▶ **Instruction**
Select from the records below every line that has the word "şifreleme" in it.

▶ **Material provided**
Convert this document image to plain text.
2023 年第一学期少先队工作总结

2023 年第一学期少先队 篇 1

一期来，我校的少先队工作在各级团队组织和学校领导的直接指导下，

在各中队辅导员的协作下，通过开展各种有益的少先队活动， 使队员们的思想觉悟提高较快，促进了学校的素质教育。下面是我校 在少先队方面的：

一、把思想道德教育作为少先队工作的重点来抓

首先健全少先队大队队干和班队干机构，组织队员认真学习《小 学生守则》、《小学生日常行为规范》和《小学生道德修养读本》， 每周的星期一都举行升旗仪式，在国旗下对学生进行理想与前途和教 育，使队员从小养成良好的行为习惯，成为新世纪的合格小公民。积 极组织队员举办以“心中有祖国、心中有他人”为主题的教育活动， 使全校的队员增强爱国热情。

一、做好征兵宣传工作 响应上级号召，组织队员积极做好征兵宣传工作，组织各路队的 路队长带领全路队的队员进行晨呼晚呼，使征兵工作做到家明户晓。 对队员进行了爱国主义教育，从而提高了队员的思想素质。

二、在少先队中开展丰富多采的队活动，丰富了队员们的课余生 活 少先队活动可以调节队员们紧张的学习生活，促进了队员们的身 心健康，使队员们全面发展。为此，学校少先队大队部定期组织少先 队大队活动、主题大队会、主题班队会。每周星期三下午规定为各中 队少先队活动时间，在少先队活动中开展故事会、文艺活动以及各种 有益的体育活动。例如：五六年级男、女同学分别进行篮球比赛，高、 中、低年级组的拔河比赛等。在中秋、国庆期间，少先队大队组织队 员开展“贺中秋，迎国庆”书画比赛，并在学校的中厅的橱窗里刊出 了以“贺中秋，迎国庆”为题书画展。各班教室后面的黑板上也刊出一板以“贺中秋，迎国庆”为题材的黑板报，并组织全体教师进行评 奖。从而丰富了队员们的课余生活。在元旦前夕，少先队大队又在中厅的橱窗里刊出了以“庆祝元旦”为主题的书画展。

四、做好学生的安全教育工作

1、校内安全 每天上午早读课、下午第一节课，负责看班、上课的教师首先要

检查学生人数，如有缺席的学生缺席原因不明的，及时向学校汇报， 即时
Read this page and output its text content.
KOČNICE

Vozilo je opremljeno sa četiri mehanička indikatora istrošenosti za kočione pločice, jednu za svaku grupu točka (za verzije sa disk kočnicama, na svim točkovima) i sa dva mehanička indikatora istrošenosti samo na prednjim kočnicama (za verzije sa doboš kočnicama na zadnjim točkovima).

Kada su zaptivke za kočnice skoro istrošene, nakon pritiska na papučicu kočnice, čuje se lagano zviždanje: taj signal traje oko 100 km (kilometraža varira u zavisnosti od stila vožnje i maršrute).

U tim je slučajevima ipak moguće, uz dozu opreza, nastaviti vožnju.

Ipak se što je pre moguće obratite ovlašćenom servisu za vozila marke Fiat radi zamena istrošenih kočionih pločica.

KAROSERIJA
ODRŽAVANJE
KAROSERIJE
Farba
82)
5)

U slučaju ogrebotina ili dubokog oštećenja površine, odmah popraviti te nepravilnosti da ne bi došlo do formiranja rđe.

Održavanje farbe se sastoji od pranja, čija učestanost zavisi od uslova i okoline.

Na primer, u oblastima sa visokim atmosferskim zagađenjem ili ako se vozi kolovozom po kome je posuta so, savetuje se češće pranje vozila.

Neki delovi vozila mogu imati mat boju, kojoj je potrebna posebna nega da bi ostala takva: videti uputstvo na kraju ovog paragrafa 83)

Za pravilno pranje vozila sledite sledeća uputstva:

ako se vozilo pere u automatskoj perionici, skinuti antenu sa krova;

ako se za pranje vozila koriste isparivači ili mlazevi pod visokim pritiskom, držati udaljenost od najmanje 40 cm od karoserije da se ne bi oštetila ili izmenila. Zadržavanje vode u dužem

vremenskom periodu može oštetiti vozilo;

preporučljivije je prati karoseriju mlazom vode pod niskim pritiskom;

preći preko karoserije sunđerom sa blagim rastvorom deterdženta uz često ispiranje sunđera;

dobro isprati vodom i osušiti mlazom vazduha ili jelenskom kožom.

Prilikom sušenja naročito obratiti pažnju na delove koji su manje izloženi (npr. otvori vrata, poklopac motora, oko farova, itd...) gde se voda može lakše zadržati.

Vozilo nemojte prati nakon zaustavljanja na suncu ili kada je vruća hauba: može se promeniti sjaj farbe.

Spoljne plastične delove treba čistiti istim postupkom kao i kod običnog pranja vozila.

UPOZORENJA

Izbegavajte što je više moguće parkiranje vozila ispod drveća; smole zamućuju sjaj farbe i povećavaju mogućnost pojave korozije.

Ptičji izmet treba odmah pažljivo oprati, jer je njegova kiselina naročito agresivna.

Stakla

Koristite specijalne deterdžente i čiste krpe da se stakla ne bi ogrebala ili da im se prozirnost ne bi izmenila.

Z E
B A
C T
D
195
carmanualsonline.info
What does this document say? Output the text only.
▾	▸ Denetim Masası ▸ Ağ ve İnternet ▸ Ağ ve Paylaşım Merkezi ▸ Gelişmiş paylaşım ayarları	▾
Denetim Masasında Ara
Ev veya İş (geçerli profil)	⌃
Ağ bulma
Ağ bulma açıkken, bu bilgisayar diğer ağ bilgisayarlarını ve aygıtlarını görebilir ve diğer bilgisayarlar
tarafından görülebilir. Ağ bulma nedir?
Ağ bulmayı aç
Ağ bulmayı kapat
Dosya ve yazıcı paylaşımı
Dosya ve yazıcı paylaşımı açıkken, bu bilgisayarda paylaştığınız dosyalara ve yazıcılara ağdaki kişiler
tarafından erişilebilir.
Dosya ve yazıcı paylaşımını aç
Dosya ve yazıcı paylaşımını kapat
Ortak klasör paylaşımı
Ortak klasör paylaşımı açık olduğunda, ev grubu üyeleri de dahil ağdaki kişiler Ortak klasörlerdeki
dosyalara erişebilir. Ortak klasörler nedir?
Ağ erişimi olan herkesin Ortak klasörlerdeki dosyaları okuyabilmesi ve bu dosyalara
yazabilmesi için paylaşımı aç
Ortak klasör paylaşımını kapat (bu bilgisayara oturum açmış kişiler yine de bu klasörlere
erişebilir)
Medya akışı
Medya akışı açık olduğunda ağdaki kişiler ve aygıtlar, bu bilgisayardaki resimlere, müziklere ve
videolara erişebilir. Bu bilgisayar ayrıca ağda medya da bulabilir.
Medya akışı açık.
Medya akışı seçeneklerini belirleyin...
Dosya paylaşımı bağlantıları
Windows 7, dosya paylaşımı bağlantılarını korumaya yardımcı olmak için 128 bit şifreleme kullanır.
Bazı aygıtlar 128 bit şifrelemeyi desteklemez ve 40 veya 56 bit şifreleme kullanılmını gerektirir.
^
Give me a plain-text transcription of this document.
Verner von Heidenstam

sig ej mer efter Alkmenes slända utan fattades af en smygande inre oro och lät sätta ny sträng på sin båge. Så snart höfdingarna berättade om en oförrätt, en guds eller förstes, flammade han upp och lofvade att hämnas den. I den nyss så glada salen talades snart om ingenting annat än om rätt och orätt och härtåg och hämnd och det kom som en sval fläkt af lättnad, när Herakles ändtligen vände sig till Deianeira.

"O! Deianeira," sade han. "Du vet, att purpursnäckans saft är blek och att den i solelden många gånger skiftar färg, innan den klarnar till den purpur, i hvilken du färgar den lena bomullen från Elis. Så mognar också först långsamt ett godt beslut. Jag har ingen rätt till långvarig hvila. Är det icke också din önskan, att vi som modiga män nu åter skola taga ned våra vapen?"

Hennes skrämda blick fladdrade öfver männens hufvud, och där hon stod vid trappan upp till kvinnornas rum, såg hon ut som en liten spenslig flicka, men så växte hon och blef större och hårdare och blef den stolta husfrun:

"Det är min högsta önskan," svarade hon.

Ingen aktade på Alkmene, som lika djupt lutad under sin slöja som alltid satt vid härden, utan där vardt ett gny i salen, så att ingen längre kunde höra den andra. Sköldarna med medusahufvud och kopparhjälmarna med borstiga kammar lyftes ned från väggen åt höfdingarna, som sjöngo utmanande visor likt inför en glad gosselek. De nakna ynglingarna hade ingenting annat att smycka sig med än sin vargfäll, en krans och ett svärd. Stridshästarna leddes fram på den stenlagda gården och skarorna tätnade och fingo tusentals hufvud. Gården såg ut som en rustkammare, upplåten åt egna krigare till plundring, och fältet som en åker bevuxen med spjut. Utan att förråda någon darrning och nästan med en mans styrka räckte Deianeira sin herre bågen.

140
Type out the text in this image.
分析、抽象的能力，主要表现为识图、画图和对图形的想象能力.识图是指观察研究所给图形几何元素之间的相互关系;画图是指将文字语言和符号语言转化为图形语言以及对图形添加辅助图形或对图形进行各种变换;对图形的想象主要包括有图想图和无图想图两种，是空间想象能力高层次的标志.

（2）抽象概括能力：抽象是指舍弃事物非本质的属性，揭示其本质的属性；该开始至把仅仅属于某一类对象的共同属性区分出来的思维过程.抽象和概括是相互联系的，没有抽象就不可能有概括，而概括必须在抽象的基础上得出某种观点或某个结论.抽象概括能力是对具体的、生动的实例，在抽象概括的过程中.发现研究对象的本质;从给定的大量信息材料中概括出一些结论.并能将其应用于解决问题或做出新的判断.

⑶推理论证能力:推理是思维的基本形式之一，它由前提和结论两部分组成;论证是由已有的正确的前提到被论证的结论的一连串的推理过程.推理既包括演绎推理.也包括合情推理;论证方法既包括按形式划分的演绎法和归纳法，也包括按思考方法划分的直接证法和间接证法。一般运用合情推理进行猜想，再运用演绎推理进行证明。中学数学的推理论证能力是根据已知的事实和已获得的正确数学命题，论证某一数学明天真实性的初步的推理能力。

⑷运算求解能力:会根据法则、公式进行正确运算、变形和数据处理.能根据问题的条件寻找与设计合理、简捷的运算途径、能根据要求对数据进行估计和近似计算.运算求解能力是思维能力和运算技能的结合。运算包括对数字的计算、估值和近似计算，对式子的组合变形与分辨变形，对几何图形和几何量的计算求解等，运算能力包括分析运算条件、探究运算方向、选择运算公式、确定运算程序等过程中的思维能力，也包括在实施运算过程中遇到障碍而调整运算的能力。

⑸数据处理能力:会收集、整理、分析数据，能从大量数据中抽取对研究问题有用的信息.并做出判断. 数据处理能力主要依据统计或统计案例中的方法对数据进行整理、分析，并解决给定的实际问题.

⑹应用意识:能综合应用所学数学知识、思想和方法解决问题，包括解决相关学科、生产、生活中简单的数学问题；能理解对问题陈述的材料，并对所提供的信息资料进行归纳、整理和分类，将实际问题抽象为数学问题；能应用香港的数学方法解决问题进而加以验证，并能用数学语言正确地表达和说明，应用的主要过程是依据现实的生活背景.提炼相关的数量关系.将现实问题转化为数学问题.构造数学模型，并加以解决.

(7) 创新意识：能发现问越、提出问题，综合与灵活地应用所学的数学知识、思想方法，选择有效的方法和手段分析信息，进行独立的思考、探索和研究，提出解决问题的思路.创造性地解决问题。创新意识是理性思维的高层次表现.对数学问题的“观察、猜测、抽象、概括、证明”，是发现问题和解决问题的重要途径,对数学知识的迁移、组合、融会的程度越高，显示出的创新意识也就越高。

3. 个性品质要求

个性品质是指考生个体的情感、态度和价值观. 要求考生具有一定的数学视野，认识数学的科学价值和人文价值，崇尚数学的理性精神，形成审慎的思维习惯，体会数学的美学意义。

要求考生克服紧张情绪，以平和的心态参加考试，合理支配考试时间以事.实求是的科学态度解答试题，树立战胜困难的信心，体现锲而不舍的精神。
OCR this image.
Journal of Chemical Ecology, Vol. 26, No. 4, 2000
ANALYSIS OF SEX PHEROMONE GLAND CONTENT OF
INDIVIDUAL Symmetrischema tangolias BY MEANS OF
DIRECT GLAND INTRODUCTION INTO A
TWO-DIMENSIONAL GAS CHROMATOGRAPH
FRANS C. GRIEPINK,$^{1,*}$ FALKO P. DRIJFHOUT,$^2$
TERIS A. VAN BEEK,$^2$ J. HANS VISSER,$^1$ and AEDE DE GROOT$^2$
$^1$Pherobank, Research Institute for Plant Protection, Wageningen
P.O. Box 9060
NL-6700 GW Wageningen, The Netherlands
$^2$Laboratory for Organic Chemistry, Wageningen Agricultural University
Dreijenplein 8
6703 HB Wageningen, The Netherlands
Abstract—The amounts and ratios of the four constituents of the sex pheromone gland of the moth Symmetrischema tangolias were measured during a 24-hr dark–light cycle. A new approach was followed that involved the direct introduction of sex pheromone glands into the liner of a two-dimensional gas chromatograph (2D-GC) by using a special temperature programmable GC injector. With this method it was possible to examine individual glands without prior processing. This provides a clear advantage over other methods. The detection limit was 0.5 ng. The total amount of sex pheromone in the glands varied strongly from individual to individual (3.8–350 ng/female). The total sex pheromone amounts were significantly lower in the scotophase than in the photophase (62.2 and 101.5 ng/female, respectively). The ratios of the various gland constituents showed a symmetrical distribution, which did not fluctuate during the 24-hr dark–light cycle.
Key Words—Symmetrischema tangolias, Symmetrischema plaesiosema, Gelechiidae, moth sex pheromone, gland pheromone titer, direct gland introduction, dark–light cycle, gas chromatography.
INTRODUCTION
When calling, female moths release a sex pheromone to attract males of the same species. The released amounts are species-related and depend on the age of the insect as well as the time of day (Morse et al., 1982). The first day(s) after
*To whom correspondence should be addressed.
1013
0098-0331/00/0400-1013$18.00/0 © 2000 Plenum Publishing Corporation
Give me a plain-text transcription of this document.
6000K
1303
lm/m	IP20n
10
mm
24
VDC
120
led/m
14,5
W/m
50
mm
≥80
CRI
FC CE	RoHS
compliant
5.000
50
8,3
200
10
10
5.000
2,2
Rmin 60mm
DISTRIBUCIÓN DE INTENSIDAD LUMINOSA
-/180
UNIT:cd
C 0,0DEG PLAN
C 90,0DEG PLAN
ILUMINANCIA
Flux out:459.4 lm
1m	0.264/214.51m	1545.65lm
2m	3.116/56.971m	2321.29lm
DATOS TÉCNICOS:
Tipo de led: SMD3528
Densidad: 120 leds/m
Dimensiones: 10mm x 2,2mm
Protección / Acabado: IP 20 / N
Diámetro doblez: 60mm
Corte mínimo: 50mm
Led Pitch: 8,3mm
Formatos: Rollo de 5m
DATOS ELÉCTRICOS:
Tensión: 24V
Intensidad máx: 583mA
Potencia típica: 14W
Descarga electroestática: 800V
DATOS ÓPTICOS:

▶ **Written answer**
Windows 7, dosya paylaşımı bağlantılarını korumaya yardımcı olmak için 128 bit şifreleme kullanır.
Bazı aygıtlar 128 bit şifrelemeyi desteklemez ve 40 veya 56 bit şifreleme kullanılmını gerektirir.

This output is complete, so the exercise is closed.